§ Aim
Return the material word for word. Do not include the pictures.

(Data records)

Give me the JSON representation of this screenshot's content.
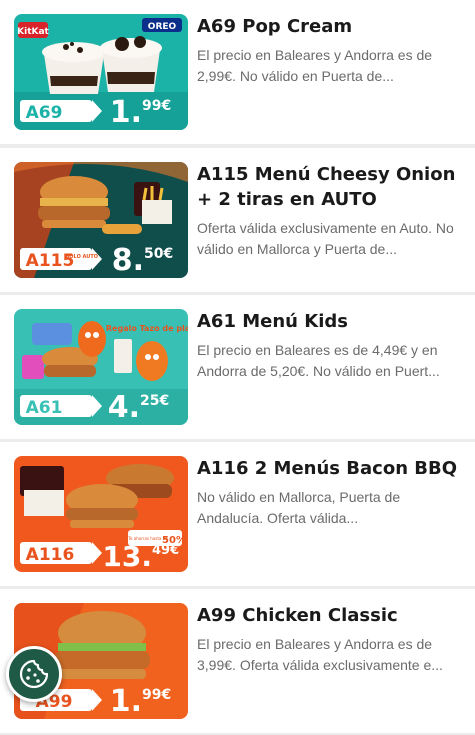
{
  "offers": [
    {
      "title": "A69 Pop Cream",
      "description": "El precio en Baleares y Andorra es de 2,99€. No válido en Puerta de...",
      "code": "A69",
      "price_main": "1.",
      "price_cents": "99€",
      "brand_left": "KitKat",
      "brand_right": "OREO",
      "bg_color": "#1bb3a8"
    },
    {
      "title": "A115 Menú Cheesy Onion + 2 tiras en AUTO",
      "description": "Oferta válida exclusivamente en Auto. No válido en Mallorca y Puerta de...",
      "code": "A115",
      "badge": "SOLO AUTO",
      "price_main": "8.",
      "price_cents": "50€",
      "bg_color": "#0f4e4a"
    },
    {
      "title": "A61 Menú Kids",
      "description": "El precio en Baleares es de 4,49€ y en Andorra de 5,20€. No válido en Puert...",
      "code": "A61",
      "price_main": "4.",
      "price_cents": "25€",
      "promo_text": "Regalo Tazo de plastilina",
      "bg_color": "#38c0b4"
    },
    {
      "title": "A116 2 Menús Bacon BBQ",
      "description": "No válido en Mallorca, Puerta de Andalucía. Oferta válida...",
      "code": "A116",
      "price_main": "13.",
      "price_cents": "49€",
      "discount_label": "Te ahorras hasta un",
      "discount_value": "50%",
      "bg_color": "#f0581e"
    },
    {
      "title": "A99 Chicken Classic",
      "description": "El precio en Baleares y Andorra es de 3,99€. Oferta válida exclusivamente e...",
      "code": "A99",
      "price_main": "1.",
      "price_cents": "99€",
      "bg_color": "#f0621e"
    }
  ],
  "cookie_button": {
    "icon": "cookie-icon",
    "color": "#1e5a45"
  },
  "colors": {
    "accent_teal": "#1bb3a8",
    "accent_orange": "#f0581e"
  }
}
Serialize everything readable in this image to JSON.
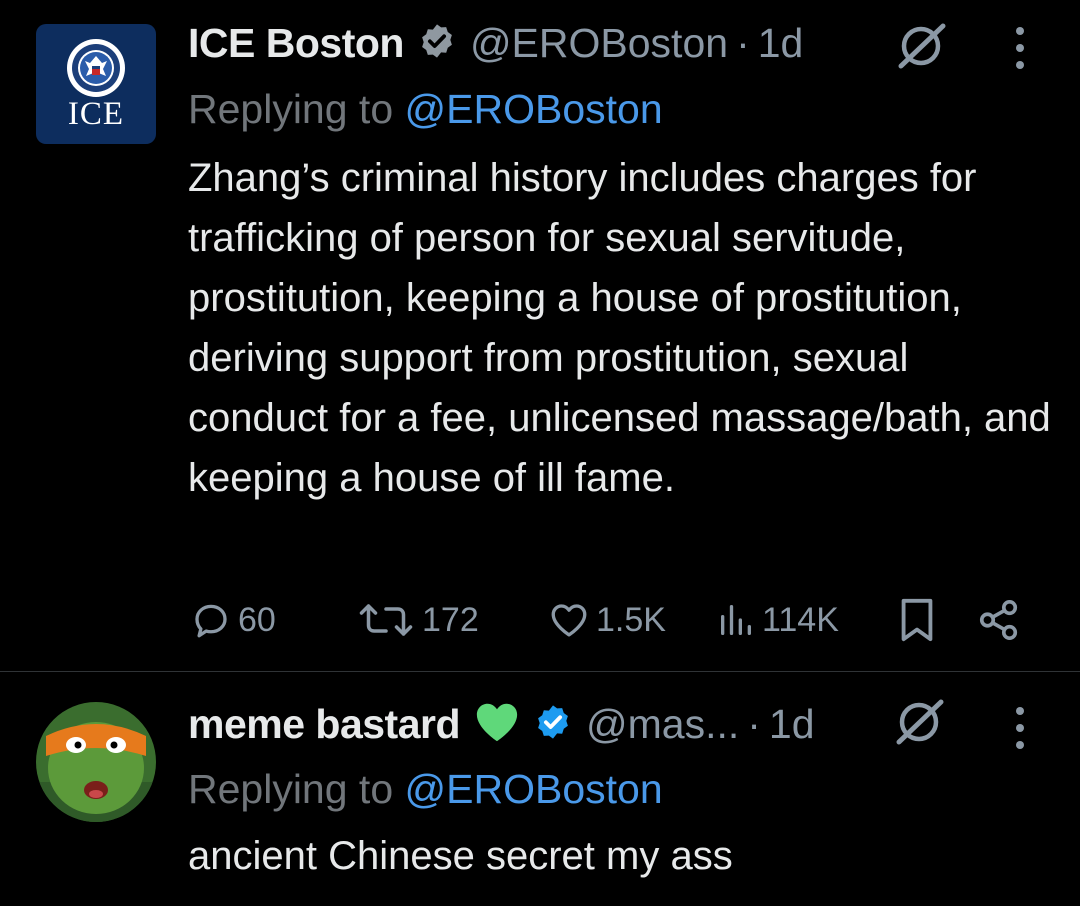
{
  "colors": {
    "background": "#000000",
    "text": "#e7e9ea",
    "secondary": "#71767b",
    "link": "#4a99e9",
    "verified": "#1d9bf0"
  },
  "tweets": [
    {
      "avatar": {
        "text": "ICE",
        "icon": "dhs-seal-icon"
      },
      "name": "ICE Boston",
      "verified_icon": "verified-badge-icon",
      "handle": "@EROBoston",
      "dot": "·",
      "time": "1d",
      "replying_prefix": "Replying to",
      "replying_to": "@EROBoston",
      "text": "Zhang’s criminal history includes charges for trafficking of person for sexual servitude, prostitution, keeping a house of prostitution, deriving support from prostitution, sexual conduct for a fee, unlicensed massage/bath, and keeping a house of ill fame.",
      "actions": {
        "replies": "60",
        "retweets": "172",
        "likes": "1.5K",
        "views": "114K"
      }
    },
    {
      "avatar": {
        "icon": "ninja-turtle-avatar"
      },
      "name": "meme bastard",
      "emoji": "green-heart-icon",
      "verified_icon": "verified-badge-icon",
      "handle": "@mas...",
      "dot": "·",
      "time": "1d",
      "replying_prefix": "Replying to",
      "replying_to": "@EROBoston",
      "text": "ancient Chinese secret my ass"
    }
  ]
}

§ Complete output
Give me the JSON representation of this screenshot's content.
{
  "offers": [
    {
      "title": "A69 Pop Cream",
      "description": "El precio en Baleares y Andorra es de 2,99€. No válido en Puerta de...",
      "code": "A69",
      "price_main": "1.",
      "price_cents": "99€",
      "brand_left": "KitKat",
      "brand_right": "OREO",
      "bg_color": "#1bb3a8"
    },
    {
      "title": "A115 Menú Cheesy Onion + 2 tiras en AUTO",
      "description": "Oferta válida exclusivamente en Auto. No válido en Mallorca y Puerta de...",
      "code": "A115",
      "badge": "SOLO AUTO",
      "price_main": "8.",
      "price_cents": "50€",
      "bg_color": "#0f4e4a"
    },
    {
      "title": "A61 Menú Kids",
      "description": "El precio en Baleares es de 4,49€ y en Andorra de 5,20€. No válido en Puert...",
      "code": "A61",
      "price_main": "4.",
      "price_cents": "25€",
      "promo_text": "Regalo Tazo de plastilina",
      "bg_color": "#38c0b4"
    },
    {
      "title": "A116 2 Menús Bacon BBQ",
      "description": "No válido en Mallorca, Puerta de Andalucía. Oferta válida...",
      "code": "A116",
      "price_main": "13.",
      "price_cents": "49€",
      "discount_label": "Te ahorras hasta un",
      "discount_value": "50%",
      "bg_color": "#f0581e"
    },
    {
      "title": "A99 Chicken Classic",
      "description": "El precio en Baleares y Andorra es de 3,99€. Oferta válida exclusivamente e...",
      "code": "A99",
      "price_main": "1.",
      "price_cents": "99€",
      "bg_color": "#f0621e"
    }
  ],
  "cookie_button": {
    "icon": "cookie-icon",
    "color": "#1e5a45"
  },
  "colors": {
    "accent_teal": "#1bb3a8",
    "accent_orange": "#f0581e"
  }
}
Serialize everything readable in this image to JSON.
{
  "colors": {
    "background": "#000000",
    "text": "#e7e9ea",
    "secondary": "#71767b",
    "link": "#4a99e9",
    "verified": "#1d9bf0"
  },
  "tweets": [
    {
      "avatar": {
        "text": "ICE",
        "icon": "dhs-seal-icon"
      },
      "name": "ICE Boston",
      "verified_icon": "verified-badge-icon",
      "handle": "@EROBoston",
      "dot": "·",
      "time": "1d",
      "replying_prefix": "Replying to",
      "replying_to": "@EROBoston",
      "text": "Zhang’s criminal history includes charges for trafficking of person for sexual servitude, prostitution, keeping a house of prostitution, deriving support from prostitution, sexual conduct for a fee, unlicensed massage/bath, and keeping a house of ill fame.",
      "actions": {
        "replies": "60",
        "retweets": "172",
        "likes": "1.5K",
        "views": "114K"
      }
    },
    {
      "avatar": {
        "icon": "ninja-turtle-avatar"
      },
      "name": "meme bastard",
      "emoji": "green-heart-icon",
      "verified_icon": "verified-badge-icon",
      "handle": "@mas...",
      "dot": "·",
      "time": "1d",
      "replying_prefix": "Replying to",
      "replying_to": "@EROBoston",
      "text": "ancient Chinese secret my ass"
    }
  ]
}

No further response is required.